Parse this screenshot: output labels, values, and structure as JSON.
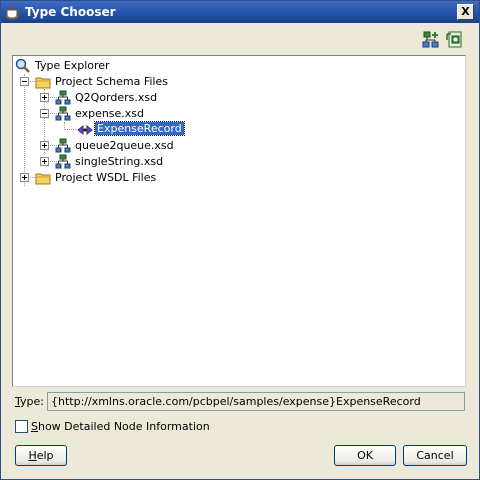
{
  "window": {
    "title": "Type Chooser",
    "close_label": "X"
  },
  "toolbar": {
    "icons": [
      "hierarchy-add-icon",
      "schema-import-icon"
    ]
  },
  "tree": {
    "root": "Type Explorer",
    "items": [
      {
        "label": "Project Schema Files"
      },
      {
        "label": "Q2Qorders.xsd"
      },
      {
        "label": "expense.xsd"
      },
      {
        "label": "ExpenseRecord"
      },
      {
        "label": "queue2queue.xsd"
      },
      {
        "label": "singleString.xsd"
      },
      {
        "label": "Project WSDL Files"
      }
    ]
  },
  "type_field": {
    "label_mnemonic": "T",
    "label_rest": "ype:",
    "value": "{http://xmlns.oracle.com/pcbpel/samples/expense}ExpenseRecord"
  },
  "options": {
    "show_detail_mnemonic": "S",
    "show_detail_rest": "how Detailed Node Information",
    "checked": false
  },
  "buttons": {
    "help_mnemonic": "H",
    "help_rest": "elp",
    "ok": "OK",
    "cancel": "Cancel"
  }
}
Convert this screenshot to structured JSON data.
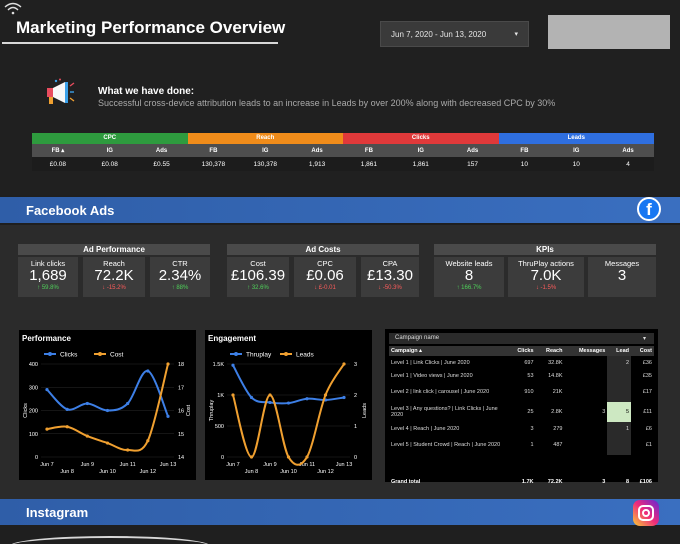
{
  "header": {
    "title": "Marketing Performance Overview",
    "date_range": "Jun 7, 2020 - Jun 13, 2020"
  },
  "summary_text": {
    "title": "What we have done:",
    "description": "Successful cross-device attribution leads to an increase in Leads by over 200% along with decreased CPC by 30%"
  },
  "summary_table": [
    {
      "name": "CPC",
      "color": "#2e9b3e",
      "cols": [
        "FB ▴",
        "IG",
        "Ads"
      ],
      "vals": [
        "£0.08",
        "£0.08",
        "£0.55"
      ]
    },
    {
      "name": "Reach",
      "color": "#f08c1a",
      "cols": [
        "FB",
        "IG",
        "Ads"
      ],
      "vals": [
        "130,378",
        "130,378",
        "1,913"
      ]
    },
    {
      "name": "Clicks",
      "color": "#e0393a",
      "cols": [
        "FB",
        "IG",
        "Ads"
      ],
      "vals": [
        "1,861",
        "1,861",
        "157"
      ]
    },
    {
      "name": "Leads",
      "color": "#2f6fe0",
      "cols": [
        "FB",
        "IG",
        "Ads"
      ],
      "vals": [
        "10",
        "10",
        "4"
      ]
    }
  ],
  "sections": {
    "facebook": "Facebook Ads",
    "instagram": "Instagram"
  },
  "kpis": {
    "ad_performance": {
      "title": "Ad Performance",
      "cards": [
        {
          "label": "Link clicks",
          "value": "1,689",
          "delta": "↑ 59.8%",
          "dir": "up"
        },
        {
          "label": "Reach",
          "value": "72.2K",
          "delta": "↓ -15.2%",
          "dir": "down"
        },
        {
          "label": "CTR",
          "value": "2.34%",
          "delta": "↑ 88%",
          "dir": "up"
        }
      ]
    },
    "ad_costs": {
      "title": "Ad Costs",
      "cards": [
        {
          "label": "Cost",
          "value": "£106.39",
          "delta": "↑ 32.6%",
          "dir": "up"
        },
        {
          "label": "CPC",
          "value": "£0.06",
          "delta": "↓ £-0.01",
          "dir": "down"
        },
        {
          "label": "CPA",
          "value": "£13.30",
          "delta": "↓ -50.3%",
          "dir": "down"
        }
      ]
    },
    "kpis": {
      "title": "KPIs",
      "cards": [
        {
          "label": "Website leads",
          "value": "8",
          "delta": "↑ 166.7%",
          "dir": "up"
        },
        {
          "label": "ThruPlay actions",
          "value": "7.0K",
          "delta": "↓ -1.5%",
          "dir": "down"
        },
        {
          "label": "Messages",
          "value": "3",
          "delta": "",
          "dir": "none"
        }
      ]
    }
  },
  "chart_data": [
    {
      "type": "line",
      "title": "Performance",
      "x": [
        "Jun 7",
        "Jun 8",
        "Jun 9",
        "Jun 10",
        "Jun 11",
        "Jun 12",
        "Jun 13"
      ],
      "series": [
        {
          "name": "Clicks",
          "axis": "left",
          "color": "#3d7fe6",
          "values": [
            290,
            205,
            230,
            200,
            230,
            370,
            175
          ]
        },
        {
          "name": "Cost",
          "axis": "right",
          "color": "#f0a030",
          "values": [
            15.2,
            15.3,
            14.9,
            14.6,
            14.3,
            14.7,
            18
          ]
        }
      ],
      "ylabel": "Clicks",
      "y2label": "Cost",
      "ylim": [
        0,
        400
      ],
      "y2lim": [
        14,
        18
      ],
      "yticks": [
        "400",
        "300",
        "200",
        "100",
        "0"
      ],
      "y2ticks": [
        "18",
        "17",
        "16",
        "15",
        "14"
      ]
    },
    {
      "type": "line",
      "title": "Engagement",
      "x": [
        "Jun 7",
        "Jun 8",
        "Jun 9",
        "Jun 10",
        "Jun 11",
        "Jun 12",
        "Jun 13"
      ],
      "series": [
        {
          "name": "Thruplay",
          "axis": "left",
          "color": "#3d7fe6",
          "values": [
            1480,
            960,
            880,
            870,
            940,
            920,
            960
          ]
        },
        {
          "name": "Leads",
          "axis": "right",
          "color": "#f0a030",
          "values": [
            2,
            0,
            2,
            0,
            0,
            2,
            3
          ]
        }
      ],
      "ylabel": "Thruplay",
      "y2label": "Leads",
      "ylim": [
        0,
        1500
      ],
      "y2lim": [
        0,
        3
      ],
      "yticks": [
        "1.5K",
        "1K",
        "500",
        "0"
      ],
      "y2ticks": [
        "3",
        "2",
        "1",
        "0"
      ]
    }
  ],
  "campaign_table": {
    "filter_label": "Campaign name",
    "headers": [
      "Campaign ▴",
      "Clicks",
      "Reach",
      "Messages",
      "Lead",
      "Cost"
    ],
    "rows": [
      {
        "name": "Level 1 | Link Clicks | June 2020",
        "clicks": "697",
        "reach": "32.8K",
        "messages": "",
        "lead": "2",
        "cost": "£36"
      },
      {
        "name": "Level 1 | Video views | June 2020",
        "clicks": "53",
        "reach": "14.8K",
        "messages": "",
        "lead": "",
        "cost": "£35"
      },
      {
        "name": "Level 2 | link click | carousel | June 2020",
        "clicks": "910",
        "reach": "21K",
        "messages": "",
        "lead": "",
        "cost": "£17"
      },
      {
        "name": "Level 3 | Any questions? | Link Clicks | June 2020",
        "clicks": "25",
        "reach": "2.8K",
        "messages": "3",
        "lead": "5",
        "cost": "£11"
      },
      {
        "name": "Level 4 | Reach | June 2020",
        "clicks": "3",
        "reach": "279",
        "messages": "",
        "lead": "1",
        "cost": "£6"
      },
      {
        "name": "Level 5 | Student Crowd | Reach | June 2020",
        "clicks": "1",
        "reach": "487",
        "messages": "",
        "lead": "",
        "cost": "£1"
      }
    ],
    "total": {
      "name": "Grand total",
      "clicks": "1.7K",
      "reach": "72.2K",
      "messages": "3",
      "lead": "8",
      "cost": "£106"
    }
  }
}
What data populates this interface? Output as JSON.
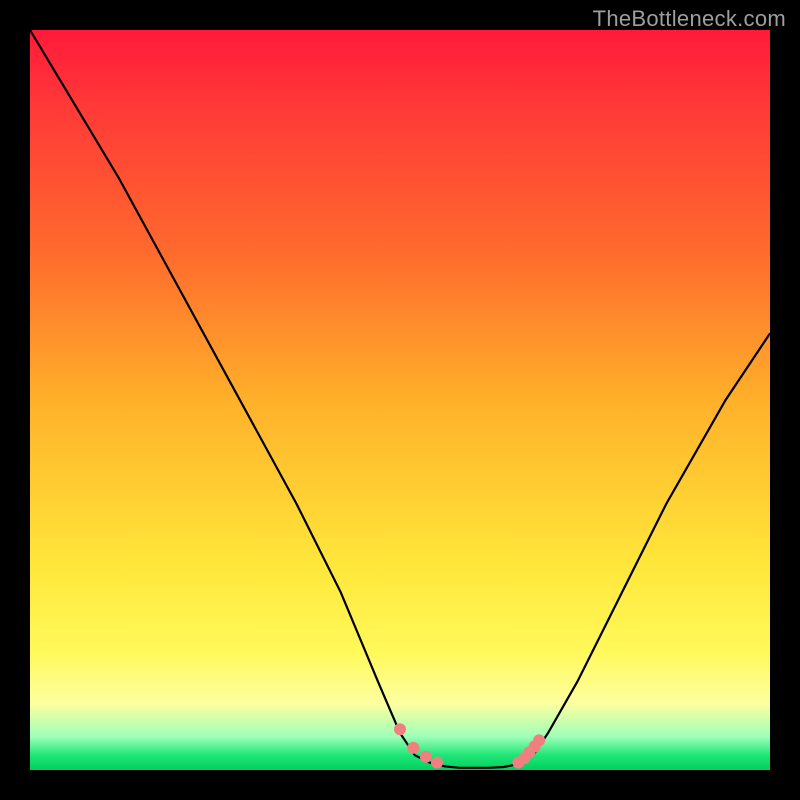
{
  "watermark": "TheBottleneck.com",
  "chart_data": {
    "type": "line",
    "title": "",
    "xlabel": "",
    "ylabel": "",
    "xlim": [
      0,
      100
    ],
    "ylim": [
      0,
      100
    ],
    "left_curve": {
      "x": [
        0,
        6,
        12,
        18,
        24,
        30,
        36,
        42,
        47,
        50,
        52,
        54,
        56
      ],
      "y": [
        100,
        90,
        80,
        69,
        58,
        47,
        36,
        24,
        12,
        5,
        2,
        1,
        0.5
      ]
    },
    "valley_floor": {
      "x": [
        56,
        58,
        60,
        62,
        64,
        66
      ],
      "y": [
        0.5,
        0.3,
        0.3,
        0.3,
        0.4,
        0.8
      ]
    },
    "right_curve": {
      "x": [
        66,
        68,
        70,
        74,
        78,
        82,
        86,
        90,
        94,
        98,
        100
      ],
      "y": [
        0.8,
        2,
        5,
        12,
        20,
        28,
        36,
        43,
        50,
        56,
        59
      ]
    },
    "dots_left": {
      "x": [
        50.0,
        51.8,
        53.5,
        55.0
      ],
      "y": [
        5.5,
        3.0,
        1.8,
        1.0
      ]
    },
    "dots_right": {
      "x": [
        66.0,
        66.8,
        67.5,
        68.2,
        68.8
      ],
      "y": [
        1.0,
        1.6,
        2.4,
        3.2,
        4.0
      ]
    },
    "colors": {
      "curve": "#000000",
      "dots": "#f08080"
    }
  }
}
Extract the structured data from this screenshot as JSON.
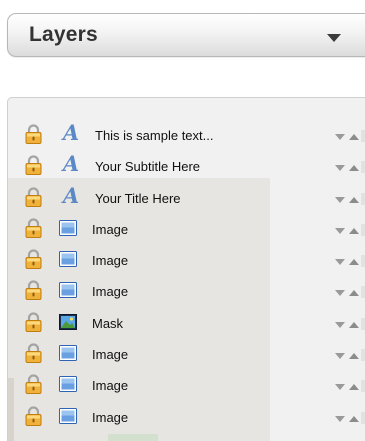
{
  "dropdown": {
    "label": "Layers"
  },
  "colors": {
    "panel_bg": "#f1f1f1",
    "text_icon": "#5b88c6",
    "lock": "#e6a42e"
  },
  "layers": [
    {
      "name": "This is sample text...",
      "kind": "text",
      "icon": "text-layer-icon"
    },
    {
      "name": "Your Subtitle Here",
      "kind": "text",
      "icon": "text-layer-icon"
    },
    {
      "name": "Your Title Here",
      "kind": "text",
      "icon": "text-layer-icon"
    },
    {
      "name": "Image",
      "kind": "image",
      "icon": "image-layer-icon"
    },
    {
      "name": "Image",
      "kind": "image",
      "icon": "image-layer-icon"
    },
    {
      "name": "Image",
      "kind": "image",
      "icon": "image-layer-icon"
    },
    {
      "name": "Mask",
      "kind": "mask",
      "icon": "mask-layer-icon"
    },
    {
      "name": "Image",
      "kind": "image",
      "icon": "image-layer-icon"
    },
    {
      "name": "Image",
      "kind": "image",
      "icon": "image-layer-icon"
    },
    {
      "name": "Image",
      "kind": "image",
      "icon": "image-layer-icon"
    }
  ]
}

= = = = = = =

What you need to do
All lines from the one holding "Extract the structured" through the last line of the entries, and nothing else, are to be output exactly; leave out the pictures.

Problem solution
Extract the structured data from this screenshot as JSON.
{
  "dropdown": {
    "label": "Layers"
  },
  "colors": {
    "panel_bg": "#f1f1f1",
    "text_icon": "#5b88c6",
    "lock": "#e6a42e"
  },
  "layers": [
    {
      "name": "This is sample text...",
      "kind": "text",
      "icon": "text-layer-icon"
    },
    {
      "name": "Your Subtitle Here",
      "kind": "text",
      "icon": "text-layer-icon"
    },
    {
      "name": "Your Title Here",
      "kind": "text",
      "icon": "text-layer-icon"
    },
    {
      "name": "Image",
      "kind": "image",
      "icon": "image-layer-icon"
    },
    {
      "name": "Image",
      "kind": "image",
      "icon": "image-layer-icon"
    },
    {
      "name": "Image",
      "kind": "image",
      "icon": "image-layer-icon"
    },
    {
      "name": "Mask",
      "kind": "mask",
      "icon": "mask-layer-icon"
    },
    {
      "name": "Image",
      "kind": "image",
      "icon": "image-layer-icon"
    },
    {
      "name": "Image",
      "kind": "image",
      "icon": "image-layer-icon"
    },
    {
      "name": "Image",
      "kind": "image",
      "icon": "image-layer-icon"
    }
  ]
}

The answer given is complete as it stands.